**Stated task**
Spot every line with the word "data" and return it.
====== Records for this task
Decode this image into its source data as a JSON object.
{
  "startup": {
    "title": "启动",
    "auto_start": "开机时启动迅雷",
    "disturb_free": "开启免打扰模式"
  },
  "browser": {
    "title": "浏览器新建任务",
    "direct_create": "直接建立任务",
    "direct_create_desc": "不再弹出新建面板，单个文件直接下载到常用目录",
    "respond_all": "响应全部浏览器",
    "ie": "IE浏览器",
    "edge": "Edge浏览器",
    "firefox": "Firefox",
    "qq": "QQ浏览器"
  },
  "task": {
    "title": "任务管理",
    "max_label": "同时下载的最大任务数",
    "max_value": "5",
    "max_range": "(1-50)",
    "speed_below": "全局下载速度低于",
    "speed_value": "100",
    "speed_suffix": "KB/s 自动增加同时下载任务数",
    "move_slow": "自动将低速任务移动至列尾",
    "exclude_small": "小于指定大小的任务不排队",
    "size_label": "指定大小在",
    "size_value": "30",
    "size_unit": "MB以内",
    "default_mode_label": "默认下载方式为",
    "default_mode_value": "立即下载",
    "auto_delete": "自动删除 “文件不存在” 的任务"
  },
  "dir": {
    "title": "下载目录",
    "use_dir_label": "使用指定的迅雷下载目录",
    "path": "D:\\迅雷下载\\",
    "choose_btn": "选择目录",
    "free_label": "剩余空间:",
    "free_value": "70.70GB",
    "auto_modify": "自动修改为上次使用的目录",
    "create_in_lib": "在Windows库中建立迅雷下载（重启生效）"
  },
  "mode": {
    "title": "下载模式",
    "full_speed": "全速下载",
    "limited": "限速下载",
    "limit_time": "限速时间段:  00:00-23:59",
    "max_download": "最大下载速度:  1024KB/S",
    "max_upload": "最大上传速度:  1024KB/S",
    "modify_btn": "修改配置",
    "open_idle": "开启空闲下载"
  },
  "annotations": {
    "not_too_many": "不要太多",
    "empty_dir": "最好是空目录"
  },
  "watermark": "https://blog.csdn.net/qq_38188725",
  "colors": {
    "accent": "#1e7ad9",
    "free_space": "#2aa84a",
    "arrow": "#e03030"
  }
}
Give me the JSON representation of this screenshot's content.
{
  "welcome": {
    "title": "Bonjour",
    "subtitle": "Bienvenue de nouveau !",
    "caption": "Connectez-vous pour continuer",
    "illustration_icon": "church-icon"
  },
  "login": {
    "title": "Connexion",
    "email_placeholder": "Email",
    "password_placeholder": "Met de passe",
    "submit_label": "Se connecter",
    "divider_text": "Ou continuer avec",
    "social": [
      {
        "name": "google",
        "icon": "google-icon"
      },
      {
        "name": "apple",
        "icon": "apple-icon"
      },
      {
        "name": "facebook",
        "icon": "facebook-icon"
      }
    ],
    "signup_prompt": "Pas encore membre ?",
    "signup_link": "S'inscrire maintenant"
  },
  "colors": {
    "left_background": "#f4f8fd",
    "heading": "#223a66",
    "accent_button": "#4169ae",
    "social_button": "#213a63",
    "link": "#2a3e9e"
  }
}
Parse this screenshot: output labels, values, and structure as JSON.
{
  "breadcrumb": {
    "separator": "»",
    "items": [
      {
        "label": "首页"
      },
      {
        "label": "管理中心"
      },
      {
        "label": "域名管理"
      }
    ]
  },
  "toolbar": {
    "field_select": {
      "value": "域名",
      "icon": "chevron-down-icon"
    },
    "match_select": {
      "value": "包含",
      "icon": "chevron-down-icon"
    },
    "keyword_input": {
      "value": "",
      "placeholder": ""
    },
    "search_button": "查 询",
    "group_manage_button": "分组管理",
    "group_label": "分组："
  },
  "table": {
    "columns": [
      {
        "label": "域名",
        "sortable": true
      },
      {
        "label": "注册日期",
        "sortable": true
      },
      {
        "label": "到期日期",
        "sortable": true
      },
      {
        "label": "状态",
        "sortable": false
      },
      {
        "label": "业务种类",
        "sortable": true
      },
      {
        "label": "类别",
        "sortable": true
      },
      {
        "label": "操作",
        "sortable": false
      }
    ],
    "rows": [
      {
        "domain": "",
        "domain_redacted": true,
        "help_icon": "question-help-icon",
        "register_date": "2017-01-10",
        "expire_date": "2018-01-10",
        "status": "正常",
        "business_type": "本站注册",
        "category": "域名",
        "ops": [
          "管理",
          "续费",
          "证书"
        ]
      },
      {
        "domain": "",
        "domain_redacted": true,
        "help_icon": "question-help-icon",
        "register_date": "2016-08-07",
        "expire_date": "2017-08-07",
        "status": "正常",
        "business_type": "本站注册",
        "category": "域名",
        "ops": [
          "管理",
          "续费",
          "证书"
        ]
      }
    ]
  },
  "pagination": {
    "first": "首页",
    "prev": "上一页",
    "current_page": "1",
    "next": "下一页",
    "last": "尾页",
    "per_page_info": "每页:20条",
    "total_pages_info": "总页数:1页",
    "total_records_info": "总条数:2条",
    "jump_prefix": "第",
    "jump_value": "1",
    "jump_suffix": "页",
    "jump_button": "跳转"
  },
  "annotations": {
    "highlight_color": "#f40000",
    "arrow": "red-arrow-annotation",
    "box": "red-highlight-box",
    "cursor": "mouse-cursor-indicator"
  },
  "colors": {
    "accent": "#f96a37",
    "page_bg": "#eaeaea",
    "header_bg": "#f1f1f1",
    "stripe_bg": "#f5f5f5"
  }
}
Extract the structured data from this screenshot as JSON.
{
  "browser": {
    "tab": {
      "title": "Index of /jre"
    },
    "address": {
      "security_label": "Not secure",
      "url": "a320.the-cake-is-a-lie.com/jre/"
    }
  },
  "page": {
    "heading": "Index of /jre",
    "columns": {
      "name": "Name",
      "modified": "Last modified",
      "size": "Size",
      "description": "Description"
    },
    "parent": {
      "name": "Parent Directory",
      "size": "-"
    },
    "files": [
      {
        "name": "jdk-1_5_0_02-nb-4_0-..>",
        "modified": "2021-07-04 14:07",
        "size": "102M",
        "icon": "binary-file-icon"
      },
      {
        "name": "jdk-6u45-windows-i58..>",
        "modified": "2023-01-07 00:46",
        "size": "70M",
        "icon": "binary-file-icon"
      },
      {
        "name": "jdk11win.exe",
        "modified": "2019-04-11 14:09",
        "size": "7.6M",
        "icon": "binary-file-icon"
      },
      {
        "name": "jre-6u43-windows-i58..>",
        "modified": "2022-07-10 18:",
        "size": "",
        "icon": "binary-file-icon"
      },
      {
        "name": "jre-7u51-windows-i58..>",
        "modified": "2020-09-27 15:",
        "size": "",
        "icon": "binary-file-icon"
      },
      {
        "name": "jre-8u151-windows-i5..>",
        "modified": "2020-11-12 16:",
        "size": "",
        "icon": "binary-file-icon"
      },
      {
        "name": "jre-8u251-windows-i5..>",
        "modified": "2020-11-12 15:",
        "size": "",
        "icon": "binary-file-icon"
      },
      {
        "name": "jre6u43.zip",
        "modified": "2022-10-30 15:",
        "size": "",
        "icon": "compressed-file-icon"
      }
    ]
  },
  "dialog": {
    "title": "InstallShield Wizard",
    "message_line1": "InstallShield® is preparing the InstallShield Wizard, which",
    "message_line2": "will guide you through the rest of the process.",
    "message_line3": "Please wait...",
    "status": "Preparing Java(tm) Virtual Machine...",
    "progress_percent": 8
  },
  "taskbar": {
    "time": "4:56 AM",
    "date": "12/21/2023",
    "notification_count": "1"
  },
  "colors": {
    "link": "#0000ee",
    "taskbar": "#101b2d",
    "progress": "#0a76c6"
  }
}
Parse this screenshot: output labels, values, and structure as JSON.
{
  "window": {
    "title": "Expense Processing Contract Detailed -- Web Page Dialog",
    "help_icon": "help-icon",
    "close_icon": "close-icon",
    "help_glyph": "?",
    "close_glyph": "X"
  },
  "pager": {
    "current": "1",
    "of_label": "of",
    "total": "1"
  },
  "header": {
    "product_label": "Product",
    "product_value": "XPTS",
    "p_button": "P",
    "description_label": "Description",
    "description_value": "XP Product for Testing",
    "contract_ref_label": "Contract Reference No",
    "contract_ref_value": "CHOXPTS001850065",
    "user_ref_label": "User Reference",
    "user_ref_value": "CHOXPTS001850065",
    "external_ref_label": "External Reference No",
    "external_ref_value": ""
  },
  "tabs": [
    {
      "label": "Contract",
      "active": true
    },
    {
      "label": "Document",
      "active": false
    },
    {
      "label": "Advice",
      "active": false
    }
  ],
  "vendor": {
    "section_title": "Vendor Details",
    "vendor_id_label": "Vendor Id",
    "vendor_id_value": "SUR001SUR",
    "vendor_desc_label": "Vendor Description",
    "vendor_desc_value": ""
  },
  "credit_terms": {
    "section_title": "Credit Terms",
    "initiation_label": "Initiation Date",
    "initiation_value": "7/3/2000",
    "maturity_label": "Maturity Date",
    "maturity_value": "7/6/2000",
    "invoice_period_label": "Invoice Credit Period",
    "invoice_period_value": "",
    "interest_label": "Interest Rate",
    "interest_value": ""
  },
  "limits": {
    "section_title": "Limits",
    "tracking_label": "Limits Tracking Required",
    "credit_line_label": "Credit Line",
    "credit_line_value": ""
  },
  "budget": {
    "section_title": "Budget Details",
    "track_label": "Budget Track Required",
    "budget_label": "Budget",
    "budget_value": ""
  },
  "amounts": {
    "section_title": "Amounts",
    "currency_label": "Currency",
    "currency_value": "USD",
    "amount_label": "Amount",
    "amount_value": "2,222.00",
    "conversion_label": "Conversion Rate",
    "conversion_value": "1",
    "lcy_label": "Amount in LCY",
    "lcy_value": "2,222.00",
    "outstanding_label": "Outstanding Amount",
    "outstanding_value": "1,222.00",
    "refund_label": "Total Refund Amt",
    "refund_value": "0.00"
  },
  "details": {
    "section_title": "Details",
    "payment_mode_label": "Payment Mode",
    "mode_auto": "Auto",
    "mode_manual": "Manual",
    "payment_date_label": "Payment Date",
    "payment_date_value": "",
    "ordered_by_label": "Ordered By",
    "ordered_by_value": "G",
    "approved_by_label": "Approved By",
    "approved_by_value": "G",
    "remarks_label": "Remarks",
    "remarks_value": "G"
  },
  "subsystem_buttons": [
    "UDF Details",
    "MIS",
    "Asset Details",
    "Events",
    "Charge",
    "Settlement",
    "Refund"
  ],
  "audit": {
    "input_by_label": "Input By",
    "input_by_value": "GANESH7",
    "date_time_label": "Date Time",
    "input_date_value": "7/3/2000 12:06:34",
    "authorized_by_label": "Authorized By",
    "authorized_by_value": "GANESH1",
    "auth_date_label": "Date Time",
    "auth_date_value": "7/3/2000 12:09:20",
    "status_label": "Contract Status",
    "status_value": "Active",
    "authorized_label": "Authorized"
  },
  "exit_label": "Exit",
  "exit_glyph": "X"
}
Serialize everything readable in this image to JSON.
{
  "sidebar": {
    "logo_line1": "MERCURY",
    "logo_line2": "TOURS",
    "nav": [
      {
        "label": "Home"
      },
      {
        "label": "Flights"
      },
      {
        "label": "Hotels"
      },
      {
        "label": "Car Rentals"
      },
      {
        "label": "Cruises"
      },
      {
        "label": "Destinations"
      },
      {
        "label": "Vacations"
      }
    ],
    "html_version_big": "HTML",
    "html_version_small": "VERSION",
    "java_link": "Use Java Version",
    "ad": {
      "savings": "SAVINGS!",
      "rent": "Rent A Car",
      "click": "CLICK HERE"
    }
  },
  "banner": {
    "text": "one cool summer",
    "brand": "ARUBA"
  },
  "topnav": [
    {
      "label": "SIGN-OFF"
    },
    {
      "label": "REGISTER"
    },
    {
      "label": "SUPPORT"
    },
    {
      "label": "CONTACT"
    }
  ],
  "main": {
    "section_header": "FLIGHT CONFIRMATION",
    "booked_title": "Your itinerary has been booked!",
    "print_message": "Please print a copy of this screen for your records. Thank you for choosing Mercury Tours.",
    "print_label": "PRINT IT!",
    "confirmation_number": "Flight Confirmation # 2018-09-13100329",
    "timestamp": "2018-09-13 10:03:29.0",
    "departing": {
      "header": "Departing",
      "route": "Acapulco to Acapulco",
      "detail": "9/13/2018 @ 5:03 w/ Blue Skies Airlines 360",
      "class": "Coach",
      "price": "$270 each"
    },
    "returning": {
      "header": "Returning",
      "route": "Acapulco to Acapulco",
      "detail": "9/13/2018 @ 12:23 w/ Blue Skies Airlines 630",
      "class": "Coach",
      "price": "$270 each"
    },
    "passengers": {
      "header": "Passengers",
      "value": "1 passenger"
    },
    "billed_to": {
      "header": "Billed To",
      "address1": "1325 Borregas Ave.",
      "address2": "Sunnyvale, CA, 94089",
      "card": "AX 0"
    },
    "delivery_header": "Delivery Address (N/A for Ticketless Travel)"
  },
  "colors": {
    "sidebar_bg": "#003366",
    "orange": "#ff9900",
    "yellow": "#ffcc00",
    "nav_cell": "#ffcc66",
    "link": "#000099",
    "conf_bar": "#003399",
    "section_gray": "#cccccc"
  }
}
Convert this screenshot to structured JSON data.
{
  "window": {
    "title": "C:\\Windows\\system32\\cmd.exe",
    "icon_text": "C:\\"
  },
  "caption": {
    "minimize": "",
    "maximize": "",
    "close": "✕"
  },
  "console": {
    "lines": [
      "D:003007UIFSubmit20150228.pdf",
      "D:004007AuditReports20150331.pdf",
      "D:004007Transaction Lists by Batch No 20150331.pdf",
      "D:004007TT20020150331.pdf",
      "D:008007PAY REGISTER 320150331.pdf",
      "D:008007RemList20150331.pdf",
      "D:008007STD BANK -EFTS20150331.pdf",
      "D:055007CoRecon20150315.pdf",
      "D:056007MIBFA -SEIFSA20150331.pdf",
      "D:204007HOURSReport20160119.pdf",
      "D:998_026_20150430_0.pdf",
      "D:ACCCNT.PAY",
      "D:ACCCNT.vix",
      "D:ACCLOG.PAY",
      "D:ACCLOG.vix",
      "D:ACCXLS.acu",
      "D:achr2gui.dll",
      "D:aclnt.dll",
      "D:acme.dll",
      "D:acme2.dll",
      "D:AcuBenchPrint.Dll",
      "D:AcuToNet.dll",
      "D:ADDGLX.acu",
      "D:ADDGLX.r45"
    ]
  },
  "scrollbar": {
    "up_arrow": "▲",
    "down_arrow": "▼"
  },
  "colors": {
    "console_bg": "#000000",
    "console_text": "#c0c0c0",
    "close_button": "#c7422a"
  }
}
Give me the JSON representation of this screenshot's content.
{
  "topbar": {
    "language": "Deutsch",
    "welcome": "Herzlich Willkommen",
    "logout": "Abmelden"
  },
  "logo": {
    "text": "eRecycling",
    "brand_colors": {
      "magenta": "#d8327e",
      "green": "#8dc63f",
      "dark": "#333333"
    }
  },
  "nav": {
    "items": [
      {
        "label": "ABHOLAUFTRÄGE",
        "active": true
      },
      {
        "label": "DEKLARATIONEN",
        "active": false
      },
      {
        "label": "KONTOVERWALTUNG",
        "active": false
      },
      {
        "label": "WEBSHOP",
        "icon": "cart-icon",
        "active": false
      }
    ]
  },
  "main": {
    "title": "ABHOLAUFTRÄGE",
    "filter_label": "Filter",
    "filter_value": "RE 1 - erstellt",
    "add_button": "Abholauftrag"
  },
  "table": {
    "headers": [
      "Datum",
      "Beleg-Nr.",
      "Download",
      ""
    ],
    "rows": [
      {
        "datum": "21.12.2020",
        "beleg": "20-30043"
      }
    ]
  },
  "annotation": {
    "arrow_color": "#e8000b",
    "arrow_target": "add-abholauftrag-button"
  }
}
============
**Answer to the problem**
Decode this image into its source data as a JSON object.
Extract the structured data from this screenshot as JSON.
Convert this screenshot to structured JSON data.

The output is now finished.